***** SUPPLIED RECORDS

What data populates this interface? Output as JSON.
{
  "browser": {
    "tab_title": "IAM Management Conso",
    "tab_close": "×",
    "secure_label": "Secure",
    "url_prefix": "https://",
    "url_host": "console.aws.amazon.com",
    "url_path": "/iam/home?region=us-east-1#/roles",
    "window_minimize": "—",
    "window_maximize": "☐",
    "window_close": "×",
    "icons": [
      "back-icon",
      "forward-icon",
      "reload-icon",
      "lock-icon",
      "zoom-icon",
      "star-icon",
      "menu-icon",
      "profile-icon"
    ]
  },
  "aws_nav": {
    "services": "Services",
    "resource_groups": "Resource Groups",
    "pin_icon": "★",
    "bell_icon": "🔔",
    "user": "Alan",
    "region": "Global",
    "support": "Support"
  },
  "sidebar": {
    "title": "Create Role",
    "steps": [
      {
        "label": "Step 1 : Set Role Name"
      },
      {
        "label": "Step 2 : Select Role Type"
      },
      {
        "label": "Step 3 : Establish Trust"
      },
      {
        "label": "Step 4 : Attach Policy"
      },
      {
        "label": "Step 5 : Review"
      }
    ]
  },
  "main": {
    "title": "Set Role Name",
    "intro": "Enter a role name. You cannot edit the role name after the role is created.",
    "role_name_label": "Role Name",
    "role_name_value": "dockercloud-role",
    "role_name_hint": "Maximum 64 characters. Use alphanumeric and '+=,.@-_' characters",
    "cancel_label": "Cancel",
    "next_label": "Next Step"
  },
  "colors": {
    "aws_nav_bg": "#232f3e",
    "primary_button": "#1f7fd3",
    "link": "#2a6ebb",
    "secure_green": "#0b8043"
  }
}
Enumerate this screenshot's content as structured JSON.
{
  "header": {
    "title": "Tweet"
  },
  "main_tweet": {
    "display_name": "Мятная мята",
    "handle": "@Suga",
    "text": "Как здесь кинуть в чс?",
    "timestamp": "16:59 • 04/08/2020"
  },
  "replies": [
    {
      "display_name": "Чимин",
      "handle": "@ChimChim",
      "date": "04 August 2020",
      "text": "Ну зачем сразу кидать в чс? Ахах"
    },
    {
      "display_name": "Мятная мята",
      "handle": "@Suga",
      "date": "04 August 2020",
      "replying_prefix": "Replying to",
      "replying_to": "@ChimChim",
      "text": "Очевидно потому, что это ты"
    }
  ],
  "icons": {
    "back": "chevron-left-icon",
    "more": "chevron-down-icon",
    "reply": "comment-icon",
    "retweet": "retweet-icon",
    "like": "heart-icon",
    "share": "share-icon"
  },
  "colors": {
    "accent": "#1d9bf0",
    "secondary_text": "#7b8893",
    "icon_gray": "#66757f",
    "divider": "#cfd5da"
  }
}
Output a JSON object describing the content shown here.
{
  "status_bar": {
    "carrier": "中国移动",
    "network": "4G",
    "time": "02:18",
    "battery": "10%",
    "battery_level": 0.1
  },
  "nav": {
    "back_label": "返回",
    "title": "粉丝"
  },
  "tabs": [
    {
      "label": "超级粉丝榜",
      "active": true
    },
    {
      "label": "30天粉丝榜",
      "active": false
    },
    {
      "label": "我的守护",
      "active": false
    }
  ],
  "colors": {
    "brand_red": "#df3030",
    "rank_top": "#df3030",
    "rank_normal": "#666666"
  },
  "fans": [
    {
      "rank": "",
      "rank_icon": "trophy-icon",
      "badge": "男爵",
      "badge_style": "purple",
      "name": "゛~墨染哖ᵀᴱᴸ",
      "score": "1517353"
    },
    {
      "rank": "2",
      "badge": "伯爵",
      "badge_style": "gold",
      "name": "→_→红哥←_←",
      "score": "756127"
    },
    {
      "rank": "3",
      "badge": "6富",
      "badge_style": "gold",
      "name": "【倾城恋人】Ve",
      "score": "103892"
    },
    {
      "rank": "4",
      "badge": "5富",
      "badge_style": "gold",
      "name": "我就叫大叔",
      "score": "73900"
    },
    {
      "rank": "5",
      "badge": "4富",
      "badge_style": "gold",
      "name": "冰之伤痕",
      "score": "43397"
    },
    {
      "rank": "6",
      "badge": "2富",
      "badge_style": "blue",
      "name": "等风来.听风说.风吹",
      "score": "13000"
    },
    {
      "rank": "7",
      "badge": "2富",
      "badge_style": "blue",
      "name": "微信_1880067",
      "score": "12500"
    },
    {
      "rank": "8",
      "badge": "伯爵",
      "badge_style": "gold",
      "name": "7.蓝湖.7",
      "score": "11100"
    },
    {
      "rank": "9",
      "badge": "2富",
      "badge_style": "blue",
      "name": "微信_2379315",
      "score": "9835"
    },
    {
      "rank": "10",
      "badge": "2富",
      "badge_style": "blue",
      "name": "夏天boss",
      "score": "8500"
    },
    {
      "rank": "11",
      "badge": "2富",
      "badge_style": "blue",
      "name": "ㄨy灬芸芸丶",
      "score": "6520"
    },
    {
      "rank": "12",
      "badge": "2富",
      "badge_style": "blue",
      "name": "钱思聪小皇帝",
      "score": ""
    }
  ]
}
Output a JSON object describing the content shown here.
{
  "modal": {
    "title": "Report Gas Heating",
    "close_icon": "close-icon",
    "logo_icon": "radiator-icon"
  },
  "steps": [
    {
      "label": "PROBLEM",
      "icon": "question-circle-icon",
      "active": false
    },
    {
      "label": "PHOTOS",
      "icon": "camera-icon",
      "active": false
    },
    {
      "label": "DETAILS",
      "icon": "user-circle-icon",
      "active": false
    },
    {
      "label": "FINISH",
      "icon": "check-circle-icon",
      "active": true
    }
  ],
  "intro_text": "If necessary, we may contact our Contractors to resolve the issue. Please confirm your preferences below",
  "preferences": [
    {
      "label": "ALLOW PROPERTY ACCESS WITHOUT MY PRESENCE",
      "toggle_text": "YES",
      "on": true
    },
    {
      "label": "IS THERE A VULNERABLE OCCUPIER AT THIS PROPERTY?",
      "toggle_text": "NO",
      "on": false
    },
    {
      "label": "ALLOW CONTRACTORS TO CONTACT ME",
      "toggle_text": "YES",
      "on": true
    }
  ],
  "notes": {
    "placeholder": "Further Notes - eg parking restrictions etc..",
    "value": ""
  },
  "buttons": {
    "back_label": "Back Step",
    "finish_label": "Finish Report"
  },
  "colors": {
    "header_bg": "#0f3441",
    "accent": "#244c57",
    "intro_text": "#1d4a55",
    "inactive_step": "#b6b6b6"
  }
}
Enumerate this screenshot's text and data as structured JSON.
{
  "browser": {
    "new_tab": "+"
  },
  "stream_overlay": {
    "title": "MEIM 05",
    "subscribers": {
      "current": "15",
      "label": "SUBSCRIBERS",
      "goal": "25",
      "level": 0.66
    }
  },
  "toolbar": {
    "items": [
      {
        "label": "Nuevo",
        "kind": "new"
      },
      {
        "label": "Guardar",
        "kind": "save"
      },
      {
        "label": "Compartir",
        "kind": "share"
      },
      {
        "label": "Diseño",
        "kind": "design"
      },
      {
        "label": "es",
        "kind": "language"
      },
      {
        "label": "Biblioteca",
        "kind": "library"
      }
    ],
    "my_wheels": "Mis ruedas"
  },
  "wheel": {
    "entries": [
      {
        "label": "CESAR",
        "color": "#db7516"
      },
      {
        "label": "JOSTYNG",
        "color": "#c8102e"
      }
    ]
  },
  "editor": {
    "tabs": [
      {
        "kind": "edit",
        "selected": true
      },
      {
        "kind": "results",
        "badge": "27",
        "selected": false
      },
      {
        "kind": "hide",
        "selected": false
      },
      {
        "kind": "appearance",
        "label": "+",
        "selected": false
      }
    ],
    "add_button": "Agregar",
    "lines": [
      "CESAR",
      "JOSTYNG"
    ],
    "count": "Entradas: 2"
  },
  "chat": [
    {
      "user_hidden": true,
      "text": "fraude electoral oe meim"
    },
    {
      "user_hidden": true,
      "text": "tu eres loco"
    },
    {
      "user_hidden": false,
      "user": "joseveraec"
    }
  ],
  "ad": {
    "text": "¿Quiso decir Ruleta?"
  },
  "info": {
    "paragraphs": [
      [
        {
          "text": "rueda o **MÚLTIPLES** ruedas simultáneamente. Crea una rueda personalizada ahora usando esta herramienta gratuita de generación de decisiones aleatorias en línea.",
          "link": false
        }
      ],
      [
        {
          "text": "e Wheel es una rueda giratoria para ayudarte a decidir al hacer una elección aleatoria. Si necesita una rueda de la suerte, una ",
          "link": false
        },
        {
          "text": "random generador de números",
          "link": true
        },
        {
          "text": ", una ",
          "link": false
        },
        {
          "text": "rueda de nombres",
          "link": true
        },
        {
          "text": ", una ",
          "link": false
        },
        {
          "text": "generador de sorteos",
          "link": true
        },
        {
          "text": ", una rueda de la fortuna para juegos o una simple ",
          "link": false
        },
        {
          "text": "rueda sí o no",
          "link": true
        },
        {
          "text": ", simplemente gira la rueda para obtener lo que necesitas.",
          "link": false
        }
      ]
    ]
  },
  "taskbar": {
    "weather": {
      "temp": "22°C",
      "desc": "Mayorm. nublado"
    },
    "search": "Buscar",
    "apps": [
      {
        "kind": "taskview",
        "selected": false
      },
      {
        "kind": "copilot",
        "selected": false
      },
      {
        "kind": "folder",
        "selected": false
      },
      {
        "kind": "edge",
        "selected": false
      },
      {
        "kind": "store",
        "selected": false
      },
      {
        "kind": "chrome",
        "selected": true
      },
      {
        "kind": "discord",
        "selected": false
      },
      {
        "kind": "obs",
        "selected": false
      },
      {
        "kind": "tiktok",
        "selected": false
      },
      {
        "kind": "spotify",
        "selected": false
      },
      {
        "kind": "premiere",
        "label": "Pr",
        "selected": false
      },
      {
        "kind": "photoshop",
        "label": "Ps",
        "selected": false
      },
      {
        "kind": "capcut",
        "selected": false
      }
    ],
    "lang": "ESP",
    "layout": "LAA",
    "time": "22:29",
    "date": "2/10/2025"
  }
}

**********

- STATED PROBLEM -
State the count of lines above containing the string "screenshot", and add nothing to it.

- REPLY -
2